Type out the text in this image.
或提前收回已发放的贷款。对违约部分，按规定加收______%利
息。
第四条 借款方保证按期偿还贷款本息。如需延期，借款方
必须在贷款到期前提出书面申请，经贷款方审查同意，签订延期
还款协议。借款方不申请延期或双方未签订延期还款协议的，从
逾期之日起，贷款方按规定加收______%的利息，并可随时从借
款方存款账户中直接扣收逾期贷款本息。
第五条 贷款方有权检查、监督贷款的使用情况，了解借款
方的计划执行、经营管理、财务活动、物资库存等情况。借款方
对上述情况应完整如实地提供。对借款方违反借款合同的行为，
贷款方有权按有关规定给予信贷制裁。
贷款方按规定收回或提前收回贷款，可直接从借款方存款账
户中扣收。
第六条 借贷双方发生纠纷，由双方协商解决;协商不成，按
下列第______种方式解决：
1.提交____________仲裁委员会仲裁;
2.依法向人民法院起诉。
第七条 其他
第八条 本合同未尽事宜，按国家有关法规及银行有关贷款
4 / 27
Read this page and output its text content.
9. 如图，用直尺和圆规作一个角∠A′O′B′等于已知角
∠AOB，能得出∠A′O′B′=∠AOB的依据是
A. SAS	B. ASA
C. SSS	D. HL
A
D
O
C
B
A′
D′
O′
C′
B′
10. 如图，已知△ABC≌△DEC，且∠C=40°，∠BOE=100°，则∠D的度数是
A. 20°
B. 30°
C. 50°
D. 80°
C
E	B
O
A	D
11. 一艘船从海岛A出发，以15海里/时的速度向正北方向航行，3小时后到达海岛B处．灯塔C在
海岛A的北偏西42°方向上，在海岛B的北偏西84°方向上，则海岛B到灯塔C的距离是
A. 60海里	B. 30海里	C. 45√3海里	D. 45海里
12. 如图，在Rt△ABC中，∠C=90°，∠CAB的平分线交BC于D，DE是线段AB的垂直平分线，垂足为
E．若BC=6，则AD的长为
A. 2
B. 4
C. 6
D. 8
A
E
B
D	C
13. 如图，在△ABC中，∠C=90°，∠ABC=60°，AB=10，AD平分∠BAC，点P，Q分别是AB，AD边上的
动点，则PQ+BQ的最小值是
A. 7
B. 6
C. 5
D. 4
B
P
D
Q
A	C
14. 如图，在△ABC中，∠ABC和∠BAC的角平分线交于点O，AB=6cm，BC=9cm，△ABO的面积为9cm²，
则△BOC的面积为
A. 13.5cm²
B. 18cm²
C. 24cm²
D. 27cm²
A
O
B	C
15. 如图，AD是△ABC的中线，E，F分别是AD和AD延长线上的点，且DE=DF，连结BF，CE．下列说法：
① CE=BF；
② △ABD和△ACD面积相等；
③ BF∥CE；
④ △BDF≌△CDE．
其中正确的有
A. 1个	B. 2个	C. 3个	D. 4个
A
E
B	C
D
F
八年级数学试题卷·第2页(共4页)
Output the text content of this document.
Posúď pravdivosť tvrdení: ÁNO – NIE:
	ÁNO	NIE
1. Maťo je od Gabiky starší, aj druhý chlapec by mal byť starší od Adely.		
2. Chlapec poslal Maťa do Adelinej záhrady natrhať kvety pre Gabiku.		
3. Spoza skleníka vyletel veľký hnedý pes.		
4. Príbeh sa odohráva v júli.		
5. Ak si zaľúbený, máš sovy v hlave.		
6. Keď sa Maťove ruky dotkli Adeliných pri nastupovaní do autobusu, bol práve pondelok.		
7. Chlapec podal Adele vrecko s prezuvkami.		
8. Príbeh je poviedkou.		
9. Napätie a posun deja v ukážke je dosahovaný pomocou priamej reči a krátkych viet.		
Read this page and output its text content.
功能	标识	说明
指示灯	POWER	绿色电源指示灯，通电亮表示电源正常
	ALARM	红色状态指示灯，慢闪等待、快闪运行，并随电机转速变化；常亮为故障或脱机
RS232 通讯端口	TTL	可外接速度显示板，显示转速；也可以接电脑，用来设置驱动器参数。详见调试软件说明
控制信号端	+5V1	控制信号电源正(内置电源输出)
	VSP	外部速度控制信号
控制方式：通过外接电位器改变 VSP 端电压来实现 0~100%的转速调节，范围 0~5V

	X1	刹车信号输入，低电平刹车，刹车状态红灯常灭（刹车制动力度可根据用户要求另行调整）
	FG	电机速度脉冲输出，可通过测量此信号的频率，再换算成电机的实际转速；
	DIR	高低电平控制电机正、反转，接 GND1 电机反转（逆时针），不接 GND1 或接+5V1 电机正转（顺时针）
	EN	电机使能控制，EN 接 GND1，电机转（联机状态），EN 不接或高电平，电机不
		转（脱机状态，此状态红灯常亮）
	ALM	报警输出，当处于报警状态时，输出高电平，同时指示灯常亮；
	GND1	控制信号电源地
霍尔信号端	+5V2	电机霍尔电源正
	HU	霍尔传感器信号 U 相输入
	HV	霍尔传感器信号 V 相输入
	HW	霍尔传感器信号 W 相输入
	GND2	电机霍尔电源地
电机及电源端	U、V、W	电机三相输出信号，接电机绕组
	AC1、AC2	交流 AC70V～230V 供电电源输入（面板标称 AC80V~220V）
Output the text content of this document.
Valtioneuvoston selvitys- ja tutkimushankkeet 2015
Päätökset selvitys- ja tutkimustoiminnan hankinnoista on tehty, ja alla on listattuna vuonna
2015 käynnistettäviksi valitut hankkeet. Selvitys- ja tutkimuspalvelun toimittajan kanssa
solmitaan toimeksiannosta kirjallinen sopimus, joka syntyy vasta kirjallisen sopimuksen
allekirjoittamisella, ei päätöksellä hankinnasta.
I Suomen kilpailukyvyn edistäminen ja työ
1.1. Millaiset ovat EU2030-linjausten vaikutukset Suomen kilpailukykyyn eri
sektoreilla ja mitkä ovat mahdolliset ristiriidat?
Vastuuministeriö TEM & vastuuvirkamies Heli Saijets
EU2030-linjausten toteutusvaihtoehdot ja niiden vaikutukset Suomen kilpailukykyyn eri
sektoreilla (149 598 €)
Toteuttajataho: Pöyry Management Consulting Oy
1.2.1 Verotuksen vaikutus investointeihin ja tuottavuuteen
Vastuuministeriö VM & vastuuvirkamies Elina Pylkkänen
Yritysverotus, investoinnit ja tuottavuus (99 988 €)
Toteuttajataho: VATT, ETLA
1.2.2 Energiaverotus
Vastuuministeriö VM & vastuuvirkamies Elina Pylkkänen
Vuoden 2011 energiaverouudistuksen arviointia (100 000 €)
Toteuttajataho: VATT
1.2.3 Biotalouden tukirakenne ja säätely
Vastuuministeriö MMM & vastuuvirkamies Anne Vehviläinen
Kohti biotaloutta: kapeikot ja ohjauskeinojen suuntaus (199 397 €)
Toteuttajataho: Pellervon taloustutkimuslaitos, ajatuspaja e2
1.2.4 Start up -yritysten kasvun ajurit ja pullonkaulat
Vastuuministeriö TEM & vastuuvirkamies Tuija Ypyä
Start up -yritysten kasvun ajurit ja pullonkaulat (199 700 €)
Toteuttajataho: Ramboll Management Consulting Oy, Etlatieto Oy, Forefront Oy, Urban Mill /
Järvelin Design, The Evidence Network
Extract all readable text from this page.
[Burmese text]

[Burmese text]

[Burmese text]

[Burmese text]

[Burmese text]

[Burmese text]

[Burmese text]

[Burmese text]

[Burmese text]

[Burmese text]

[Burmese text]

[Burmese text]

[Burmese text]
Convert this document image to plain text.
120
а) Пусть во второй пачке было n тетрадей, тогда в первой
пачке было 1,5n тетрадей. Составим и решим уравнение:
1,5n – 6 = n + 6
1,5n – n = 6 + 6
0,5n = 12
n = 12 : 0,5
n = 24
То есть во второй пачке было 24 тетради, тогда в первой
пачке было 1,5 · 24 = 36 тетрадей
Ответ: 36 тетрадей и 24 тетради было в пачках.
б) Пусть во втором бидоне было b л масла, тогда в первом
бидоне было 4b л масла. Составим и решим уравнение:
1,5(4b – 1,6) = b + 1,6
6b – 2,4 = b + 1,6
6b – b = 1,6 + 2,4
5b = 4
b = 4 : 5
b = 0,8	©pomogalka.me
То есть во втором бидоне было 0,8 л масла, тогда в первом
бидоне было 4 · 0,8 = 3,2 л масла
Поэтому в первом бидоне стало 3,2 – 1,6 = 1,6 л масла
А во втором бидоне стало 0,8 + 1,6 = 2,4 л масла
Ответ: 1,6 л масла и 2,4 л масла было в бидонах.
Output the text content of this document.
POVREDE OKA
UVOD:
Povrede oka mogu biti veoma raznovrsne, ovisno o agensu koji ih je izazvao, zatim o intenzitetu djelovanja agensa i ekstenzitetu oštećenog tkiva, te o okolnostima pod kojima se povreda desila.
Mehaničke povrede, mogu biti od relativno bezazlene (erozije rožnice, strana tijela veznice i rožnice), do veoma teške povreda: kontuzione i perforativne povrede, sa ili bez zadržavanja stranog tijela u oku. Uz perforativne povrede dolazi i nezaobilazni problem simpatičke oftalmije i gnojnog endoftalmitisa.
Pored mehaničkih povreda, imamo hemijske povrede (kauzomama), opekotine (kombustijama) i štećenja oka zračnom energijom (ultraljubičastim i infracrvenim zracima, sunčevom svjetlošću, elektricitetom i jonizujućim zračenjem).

● ● ● ●

§ **Task prompt**: Copy each line holding the word "kasvun" from the listing above.

§ **Solution below**:
1.2.4 Start up -yritysten kasvun ajurit ja pullonkaulat
Start up -yritysten kasvun ajurit ja pullonkaulat (199 700 €)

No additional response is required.